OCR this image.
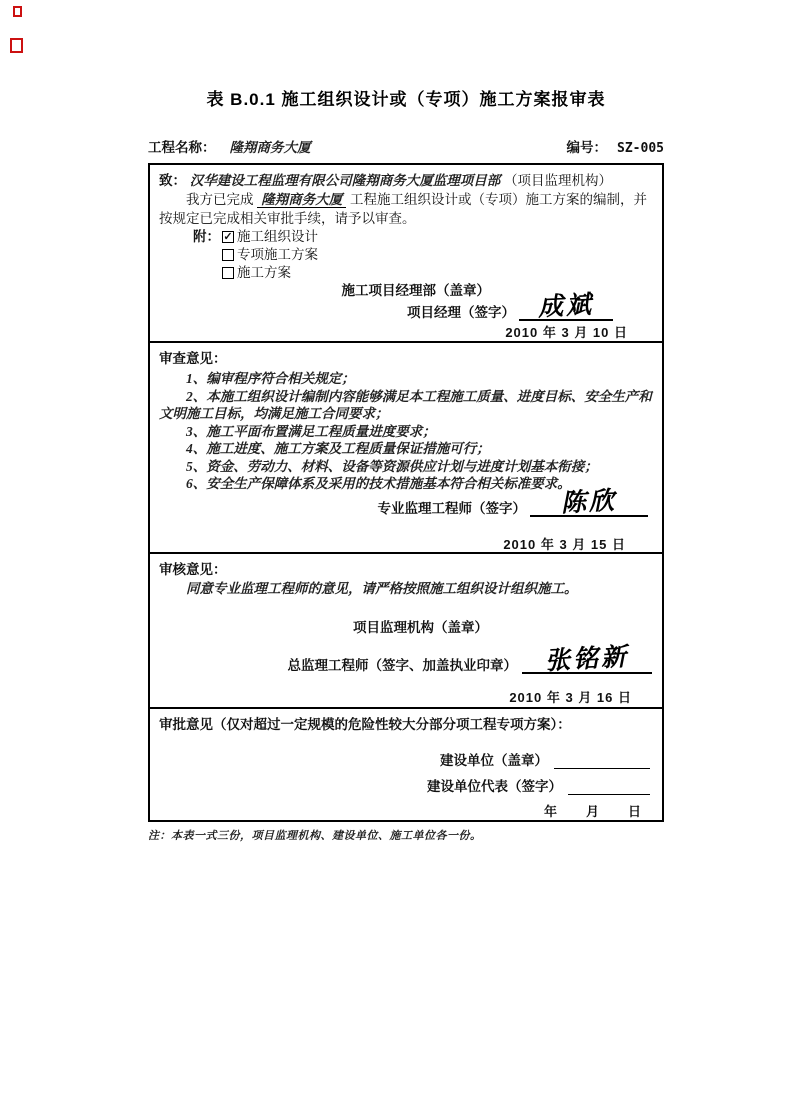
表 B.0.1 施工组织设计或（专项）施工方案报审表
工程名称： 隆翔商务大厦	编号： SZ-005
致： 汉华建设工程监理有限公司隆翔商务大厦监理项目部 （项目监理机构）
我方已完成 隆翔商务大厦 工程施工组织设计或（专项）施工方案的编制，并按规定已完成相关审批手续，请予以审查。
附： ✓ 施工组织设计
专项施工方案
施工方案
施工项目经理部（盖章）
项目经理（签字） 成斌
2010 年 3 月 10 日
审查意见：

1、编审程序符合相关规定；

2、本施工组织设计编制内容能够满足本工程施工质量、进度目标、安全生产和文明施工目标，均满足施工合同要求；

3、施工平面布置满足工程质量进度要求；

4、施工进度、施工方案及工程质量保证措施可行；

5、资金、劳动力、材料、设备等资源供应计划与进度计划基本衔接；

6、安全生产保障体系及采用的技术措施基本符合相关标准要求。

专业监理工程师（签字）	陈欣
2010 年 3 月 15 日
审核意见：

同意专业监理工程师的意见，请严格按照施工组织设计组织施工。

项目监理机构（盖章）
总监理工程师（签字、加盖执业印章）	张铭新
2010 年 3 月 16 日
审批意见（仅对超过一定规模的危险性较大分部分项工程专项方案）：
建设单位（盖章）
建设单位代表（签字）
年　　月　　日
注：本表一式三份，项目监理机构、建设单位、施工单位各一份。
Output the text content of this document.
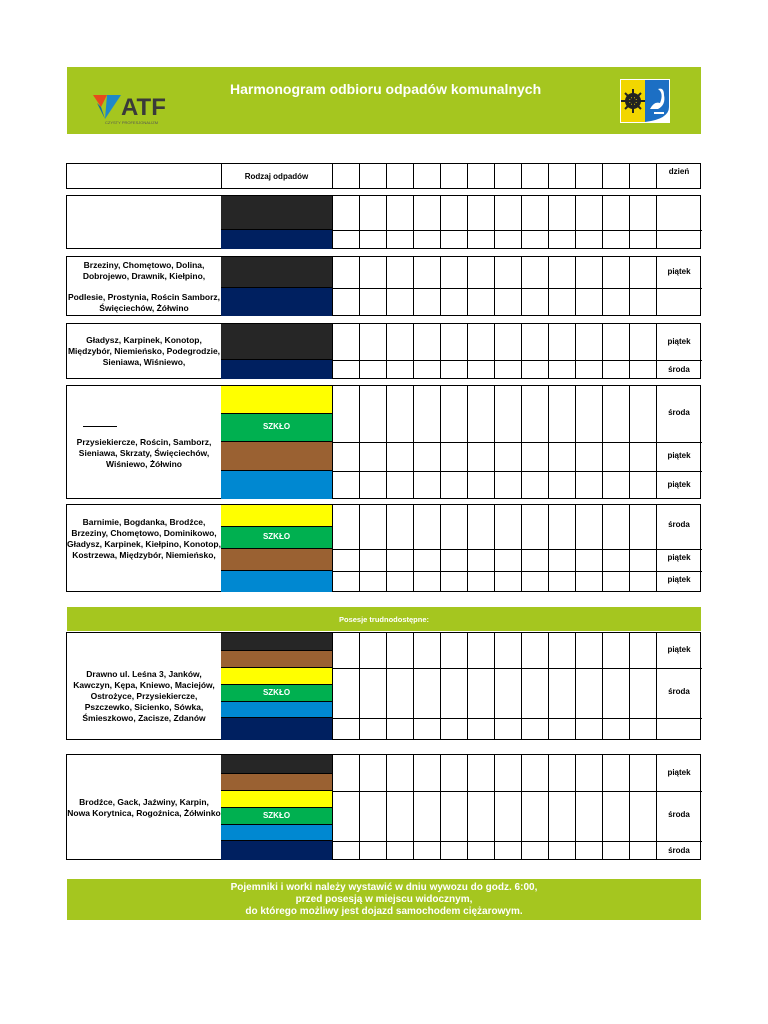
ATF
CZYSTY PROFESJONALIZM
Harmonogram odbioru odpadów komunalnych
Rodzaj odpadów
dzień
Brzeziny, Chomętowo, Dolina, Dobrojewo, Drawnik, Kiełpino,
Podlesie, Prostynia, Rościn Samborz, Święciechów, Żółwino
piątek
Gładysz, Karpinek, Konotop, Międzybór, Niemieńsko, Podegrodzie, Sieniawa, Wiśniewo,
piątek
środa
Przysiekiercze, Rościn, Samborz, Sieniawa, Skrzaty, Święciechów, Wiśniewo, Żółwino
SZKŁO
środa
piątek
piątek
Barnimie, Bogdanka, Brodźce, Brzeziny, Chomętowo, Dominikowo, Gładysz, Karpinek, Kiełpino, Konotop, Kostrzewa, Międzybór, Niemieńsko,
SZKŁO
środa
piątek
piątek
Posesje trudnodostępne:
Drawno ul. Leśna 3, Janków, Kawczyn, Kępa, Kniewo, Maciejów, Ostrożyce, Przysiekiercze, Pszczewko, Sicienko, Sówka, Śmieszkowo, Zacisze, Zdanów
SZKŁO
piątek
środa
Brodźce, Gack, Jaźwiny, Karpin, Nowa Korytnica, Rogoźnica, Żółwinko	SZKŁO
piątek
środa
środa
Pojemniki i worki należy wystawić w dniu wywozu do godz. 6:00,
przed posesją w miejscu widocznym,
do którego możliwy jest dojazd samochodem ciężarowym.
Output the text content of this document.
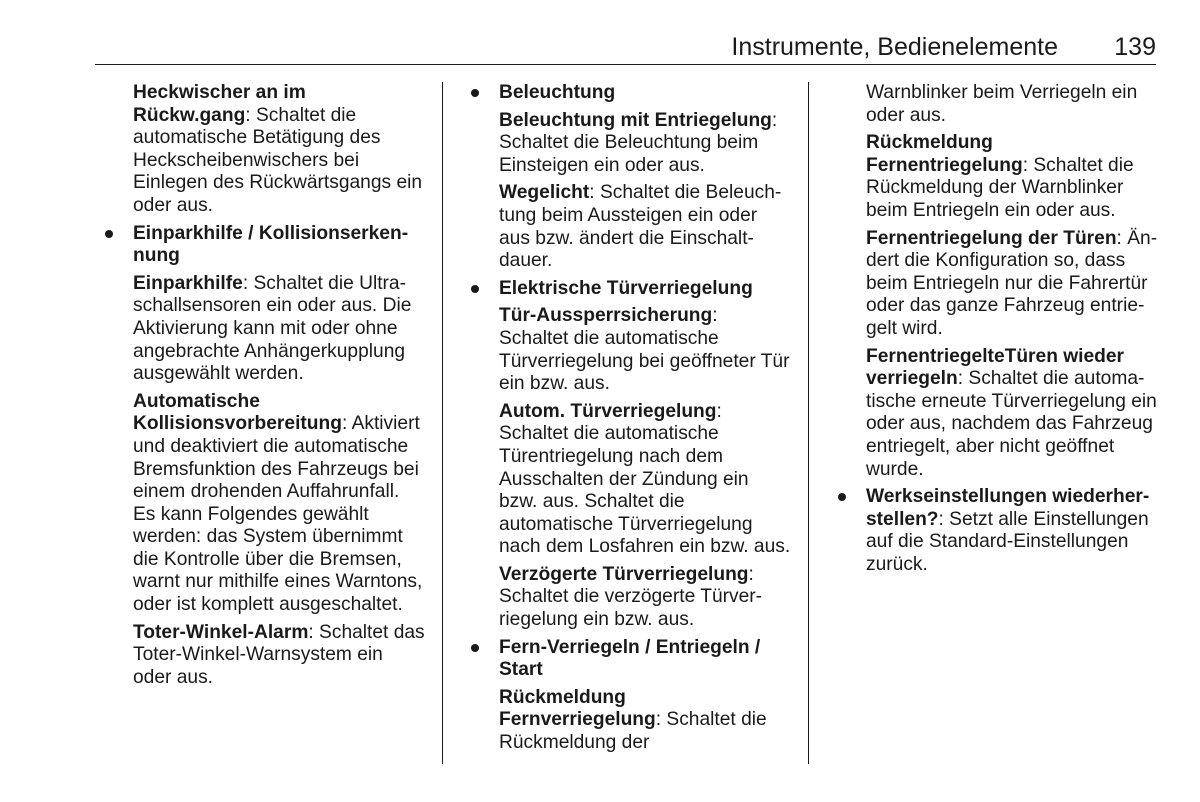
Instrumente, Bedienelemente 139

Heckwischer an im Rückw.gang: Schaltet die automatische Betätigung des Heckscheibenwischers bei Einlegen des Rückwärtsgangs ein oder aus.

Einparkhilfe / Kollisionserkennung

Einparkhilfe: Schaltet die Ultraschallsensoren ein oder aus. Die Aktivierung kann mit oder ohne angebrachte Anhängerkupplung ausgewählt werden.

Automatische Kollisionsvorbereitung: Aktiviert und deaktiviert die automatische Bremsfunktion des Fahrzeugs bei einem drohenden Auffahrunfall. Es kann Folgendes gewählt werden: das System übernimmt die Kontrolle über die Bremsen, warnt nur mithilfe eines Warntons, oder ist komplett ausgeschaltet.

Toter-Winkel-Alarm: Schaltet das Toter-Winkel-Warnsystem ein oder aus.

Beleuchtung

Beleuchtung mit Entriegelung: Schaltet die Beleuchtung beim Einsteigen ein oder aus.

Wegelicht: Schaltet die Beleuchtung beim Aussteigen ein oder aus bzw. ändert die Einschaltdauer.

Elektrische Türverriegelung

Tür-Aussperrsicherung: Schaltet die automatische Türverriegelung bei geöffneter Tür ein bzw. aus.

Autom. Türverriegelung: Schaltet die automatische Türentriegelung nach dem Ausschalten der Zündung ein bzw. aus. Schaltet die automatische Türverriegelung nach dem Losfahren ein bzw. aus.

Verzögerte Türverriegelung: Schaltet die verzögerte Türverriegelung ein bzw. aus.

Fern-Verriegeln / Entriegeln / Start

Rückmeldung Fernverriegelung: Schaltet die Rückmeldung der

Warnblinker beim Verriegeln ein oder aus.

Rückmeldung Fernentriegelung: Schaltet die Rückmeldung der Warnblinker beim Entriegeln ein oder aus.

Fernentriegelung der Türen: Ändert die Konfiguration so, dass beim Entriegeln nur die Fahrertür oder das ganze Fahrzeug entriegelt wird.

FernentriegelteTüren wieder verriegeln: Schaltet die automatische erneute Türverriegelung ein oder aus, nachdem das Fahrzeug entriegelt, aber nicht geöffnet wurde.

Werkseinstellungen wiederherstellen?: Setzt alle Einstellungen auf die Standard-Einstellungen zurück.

■ ■ ■ ■

Problem to work on: Transcribe every record above exactly as written, leaving out any pictures.

Exercise response:
OCR this image.
表 B.0.1 施工组织设计或（专项）施工方案报审表
工程名称： 隆翔商务大厦	编号： SZ-005
致： 汉华建设工程监理有限公司隆翔商务大厦监理项目部 （项目监理机构）
我方已完成 隆翔商务大厦 工程施工组织设计或（专项）施工方案的编制，并按规定已完成相关审批手续，请予以审查。
附： ✓ 施工组织设计
专项施工方案
施工方案
施工项目经理部（盖章）
项目经理（签字） 成斌
2010 年 3 月 10 日
审查意见：

1、编审程序符合相关规定；

2、本施工组织设计编制内容能够满足本工程施工质量、进度目标、安全生产和文明施工目标，均满足施工合同要求；

3、施工平面布置满足工程质量进度要求；

4、施工进度、施工方案及工程质量保证措施可行；

5、资金、劳动力、材料、设备等资源供应计划与进度计划基本衔接；

6、安全生产保障体系及采用的技术措施基本符合相关标准要求。

专业监理工程师（签字）	陈欣
2010 年 3 月 15 日
审核意见：

同意专业监理工程师的意见，请严格按照施工组织设计组织施工。

项目监理机构（盖章）
总监理工程师（签字、加盖执业印章）	张铭新
2010 年 3 月 16 日
审批意见（仅对超过一定规模的危险性较大分部分项工程专项方案）：
建设单位（盖章）
建设单位代表（签字）
年　　月　　日
注：本表一式三份，项目监理机构、建设单位、施工单位各一份。
Output the text content of this document.
ATF
CZYSTY PROFESJONALIZM
Harmonogram odbioru odpadów komunalnych
Rodzaj odpadów
dzień
Brzeziny, Chomętowo, Dolina, Dobrojewo, Drawnik, Kiełpino,
Podlesie, Prostynia, Rościn Samborz, Święciechów, Żółwino
piątek
Gładysz, Karpinek, Konotop, Międzybór, Niemieńsko, Podegrodzie, Sieniawa, Wiśniewo,
piątek
środa
Przysiekiercze, Rościn, Samborz, Sieniawa, Skrzaty, Święciechów, Wiśniewo, Żółwino
SZKŁO
środa
piątek
piątek
Barnimie, Bogdanka, Brodźce, Brzeziny, Chomętowo, Dominikowo, Gładysz, Karpinek, Kiełpino, Konotop, Kostrzewa, Międzybór, Niemieńsko,
SZKŁO
środa
piątek
piątek
Posesje trudnodostępne:
Drawno ul. Leśna 3, Janków, Kawczyn, Kępa, Kniewo, Maciejów, Ostrożyce, Przysiekiercze, Pszczewko, Sicienko, Sówka, Śmieszkowo, Zacisze, Zdanów
SZKŁO
piątek
środa
Brodźce, Gack, Jaźwiny, Karpin, Nowa Korytnica, Rogoźnica, Żółwinko	SZKŁO
piątek
środa
środa
Pojemniki i worki należy wystawić w dniu wywozu do godz. 6:00,
przed posesją w miejscu widocznym,
do którego możliwy jest dojazd samochodem ciężarowym.
Output the text content of this document.
Instrumente, Bedienelemente 139

Heckwischer an im Rückw.gang: Schaltet die automatische Betätigung des Heckscheibenwischers bei Einlegen des Rückwärtsgangs ein oder aus.

Einparkhilfe / Kollisionserkennung

Einparkhilfe: Schaltet die Ultraschallsensoren ein oder aus. Die Aktivierung kann mit oder ohne angebrachte Anhängerkupplung ausgewählt werden.

Automatische Kollisionsvorbereitung: Aktiviert und deaktiviert die automatische Bremsfunktion des Fahrzeugs bei einem drohenden Auffahrunfall. Es kann Folgendes gewählt werden: das System übernimmt die Kontrolle über die Bremsen, warnt nur mithilfe eines Warntons, oder ist komplett ausgeschaltet.

Toter-Winkel-Alarm: Schaltet das Toter-Winkel-Warnsystem ein oder aus.

Beleuchtung

Beleuchtung mit Entriegelung: Schaltet die Beleuchtung beim Einsteigen ein oder aus.

Wegelicht: Schaltet die Beleuchtung beim Aussteigen ein oder aus bzw. ändert die Einschaltdauer.

Elektrische Türverriegelung

Tür-Aussperrsicherung: Schaltet die automatische Türverriegelung bei geöffneter Tür ein bzw. aus.

Autom. Türverriegelung: Schaltet die automatische Türentriegelung nach dem Ausschalten der Zündung ein bzw. aus. Schaltet die automatische Türverriegelung nach dem Losfahren ein bzw. aus.

Verzögerte Türverriegelung: Schaltet die verzögerte Türverriegelung ein bzw. aus.

Fern-Verriegeln / Entriegeln / Start

Rückmeldung Fernverriegelung: Schaltet die Rückmeldung der

Warnblinker beim Verriegeln ein oder aus.

Rückmeldung Fernentriegelung: Schaltet die Rückmeldung der Warnblinker beim Entriegeln ein oder aus.

Fernentriegelung der Türen: Ändert die Konfiguration so, dass beim Entriegeln nur die Fahrertür oder das ganze Fahrzeug entriegelt wird.

FernentriegelteTüren wieder verriegeln: Schaltet die automatische erneute Türverriegelung ein oder aus, nachdem das Fahrzeug entriegelt, aber nicht geöffnet wurde.

Werkseinstellungen wiederherstellen?: Setzt alle Einstellungen auf die Standard-Einstellungen zurück.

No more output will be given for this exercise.